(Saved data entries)
## Start

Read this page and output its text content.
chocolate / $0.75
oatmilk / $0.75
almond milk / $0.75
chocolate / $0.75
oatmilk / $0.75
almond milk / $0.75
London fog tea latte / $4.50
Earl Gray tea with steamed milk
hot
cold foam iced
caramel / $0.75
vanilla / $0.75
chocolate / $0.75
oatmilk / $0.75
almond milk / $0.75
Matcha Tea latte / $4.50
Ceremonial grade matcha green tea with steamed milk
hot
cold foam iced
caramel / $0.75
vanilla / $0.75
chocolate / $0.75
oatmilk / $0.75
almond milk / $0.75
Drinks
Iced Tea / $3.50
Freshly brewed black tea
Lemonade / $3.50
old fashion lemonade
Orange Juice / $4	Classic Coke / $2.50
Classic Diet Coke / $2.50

## End
## Start

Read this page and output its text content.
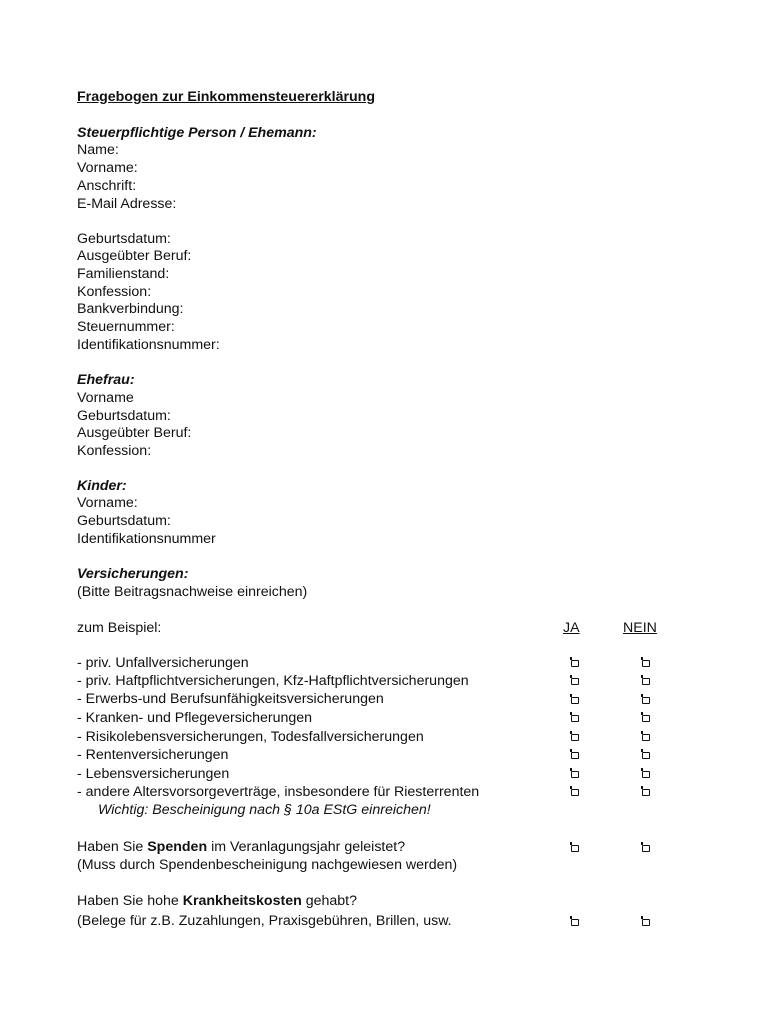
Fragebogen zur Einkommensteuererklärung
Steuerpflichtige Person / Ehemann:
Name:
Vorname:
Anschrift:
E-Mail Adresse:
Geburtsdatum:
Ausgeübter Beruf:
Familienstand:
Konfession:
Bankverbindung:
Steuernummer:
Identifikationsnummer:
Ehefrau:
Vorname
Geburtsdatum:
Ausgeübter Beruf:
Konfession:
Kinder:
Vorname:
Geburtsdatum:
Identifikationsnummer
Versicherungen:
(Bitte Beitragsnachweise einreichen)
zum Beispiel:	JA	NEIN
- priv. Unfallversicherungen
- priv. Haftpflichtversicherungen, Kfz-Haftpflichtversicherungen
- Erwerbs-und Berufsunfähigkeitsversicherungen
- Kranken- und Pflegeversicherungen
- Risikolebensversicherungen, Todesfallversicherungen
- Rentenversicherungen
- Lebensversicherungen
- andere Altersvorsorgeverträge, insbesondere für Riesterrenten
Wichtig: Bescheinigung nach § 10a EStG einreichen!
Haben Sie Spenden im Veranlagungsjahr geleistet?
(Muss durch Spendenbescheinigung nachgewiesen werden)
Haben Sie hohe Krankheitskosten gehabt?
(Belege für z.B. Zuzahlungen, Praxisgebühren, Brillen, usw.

## End

**Goal**: Copy down every line of the material above that includes the string "einreichen".

**Result**:
(Bitte Beitragsnachweise einreichen)
Wichtig: Bescheinigung nach § 10a EStG einreichen!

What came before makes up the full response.